## Input material
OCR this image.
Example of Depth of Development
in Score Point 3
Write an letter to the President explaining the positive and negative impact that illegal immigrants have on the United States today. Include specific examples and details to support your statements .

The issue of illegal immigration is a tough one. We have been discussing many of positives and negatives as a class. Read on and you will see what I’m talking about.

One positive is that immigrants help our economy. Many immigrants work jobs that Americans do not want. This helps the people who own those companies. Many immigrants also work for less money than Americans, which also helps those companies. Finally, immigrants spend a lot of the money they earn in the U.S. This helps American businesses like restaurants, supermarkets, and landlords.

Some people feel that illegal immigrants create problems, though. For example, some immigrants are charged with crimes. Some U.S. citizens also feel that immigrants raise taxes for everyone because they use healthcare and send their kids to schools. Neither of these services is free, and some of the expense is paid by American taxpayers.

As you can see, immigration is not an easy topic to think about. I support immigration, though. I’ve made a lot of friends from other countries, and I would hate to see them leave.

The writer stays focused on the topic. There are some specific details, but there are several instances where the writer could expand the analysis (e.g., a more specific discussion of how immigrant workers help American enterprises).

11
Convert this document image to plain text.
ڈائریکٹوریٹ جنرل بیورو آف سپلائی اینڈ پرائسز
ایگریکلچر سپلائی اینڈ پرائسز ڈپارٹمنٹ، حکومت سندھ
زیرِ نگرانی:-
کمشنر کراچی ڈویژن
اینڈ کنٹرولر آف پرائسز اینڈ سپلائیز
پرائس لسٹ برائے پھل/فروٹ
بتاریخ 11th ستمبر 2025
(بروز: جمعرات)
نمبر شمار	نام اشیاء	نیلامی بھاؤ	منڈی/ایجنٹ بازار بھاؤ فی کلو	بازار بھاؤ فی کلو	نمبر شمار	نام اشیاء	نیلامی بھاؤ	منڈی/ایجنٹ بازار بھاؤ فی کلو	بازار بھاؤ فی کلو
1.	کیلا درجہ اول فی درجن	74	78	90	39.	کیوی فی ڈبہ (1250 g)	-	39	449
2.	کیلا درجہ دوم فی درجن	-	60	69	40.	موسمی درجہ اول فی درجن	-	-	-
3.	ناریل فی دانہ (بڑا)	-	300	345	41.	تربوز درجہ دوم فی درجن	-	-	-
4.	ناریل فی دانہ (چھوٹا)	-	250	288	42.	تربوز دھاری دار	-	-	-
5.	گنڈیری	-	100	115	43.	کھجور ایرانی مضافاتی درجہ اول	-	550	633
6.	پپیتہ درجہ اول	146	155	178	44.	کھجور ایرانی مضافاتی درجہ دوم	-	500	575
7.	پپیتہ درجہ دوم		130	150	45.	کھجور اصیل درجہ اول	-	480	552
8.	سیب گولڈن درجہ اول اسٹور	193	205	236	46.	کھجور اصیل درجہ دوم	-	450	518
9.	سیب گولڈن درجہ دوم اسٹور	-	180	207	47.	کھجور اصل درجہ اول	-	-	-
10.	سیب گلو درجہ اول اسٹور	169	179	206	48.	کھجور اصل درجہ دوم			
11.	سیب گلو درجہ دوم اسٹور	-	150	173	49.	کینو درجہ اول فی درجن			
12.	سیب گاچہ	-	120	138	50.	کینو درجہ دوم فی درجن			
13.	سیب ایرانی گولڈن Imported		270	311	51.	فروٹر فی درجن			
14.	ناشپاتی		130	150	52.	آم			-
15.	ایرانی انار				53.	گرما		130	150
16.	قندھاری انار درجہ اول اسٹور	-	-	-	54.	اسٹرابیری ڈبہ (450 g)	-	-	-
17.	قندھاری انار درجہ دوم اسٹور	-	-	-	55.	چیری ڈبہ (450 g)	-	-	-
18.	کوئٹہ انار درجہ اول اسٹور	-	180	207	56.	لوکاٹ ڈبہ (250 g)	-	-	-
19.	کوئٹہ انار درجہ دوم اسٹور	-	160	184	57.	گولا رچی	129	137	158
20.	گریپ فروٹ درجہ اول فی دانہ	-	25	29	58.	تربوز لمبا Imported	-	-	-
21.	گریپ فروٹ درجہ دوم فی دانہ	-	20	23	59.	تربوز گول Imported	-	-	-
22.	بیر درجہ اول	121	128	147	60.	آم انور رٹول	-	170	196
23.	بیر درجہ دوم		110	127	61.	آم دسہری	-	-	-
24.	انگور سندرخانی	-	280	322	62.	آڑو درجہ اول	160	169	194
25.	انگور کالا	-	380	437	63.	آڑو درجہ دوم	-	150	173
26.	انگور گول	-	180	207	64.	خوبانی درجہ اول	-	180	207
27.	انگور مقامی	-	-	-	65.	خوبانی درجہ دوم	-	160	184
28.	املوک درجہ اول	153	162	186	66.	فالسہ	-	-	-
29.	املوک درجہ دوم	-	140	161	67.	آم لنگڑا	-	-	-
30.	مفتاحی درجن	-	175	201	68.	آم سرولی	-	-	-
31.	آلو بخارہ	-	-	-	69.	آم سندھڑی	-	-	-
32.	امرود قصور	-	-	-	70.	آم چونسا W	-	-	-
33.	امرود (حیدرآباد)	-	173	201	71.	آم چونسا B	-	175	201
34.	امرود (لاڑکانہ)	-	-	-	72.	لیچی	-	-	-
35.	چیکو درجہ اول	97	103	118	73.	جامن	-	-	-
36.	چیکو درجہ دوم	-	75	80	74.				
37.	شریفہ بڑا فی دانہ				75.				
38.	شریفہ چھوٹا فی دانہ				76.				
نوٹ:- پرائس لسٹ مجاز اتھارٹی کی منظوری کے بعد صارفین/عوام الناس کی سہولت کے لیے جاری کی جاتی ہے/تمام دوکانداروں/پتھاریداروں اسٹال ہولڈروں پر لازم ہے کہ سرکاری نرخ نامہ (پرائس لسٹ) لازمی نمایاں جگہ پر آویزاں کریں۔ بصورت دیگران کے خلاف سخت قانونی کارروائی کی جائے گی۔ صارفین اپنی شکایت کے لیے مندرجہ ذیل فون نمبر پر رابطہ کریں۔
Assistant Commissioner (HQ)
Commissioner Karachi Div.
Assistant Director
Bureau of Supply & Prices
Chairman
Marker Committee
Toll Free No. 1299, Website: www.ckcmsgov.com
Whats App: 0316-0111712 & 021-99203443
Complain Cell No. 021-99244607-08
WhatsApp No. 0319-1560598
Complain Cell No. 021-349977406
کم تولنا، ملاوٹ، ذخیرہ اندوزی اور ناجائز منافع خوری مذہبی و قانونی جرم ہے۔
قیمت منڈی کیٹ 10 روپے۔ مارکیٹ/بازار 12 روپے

## Requirements
Of the lines in this listing, report how many contain the string "نمبر", and give the number only.

## Answer for the task
2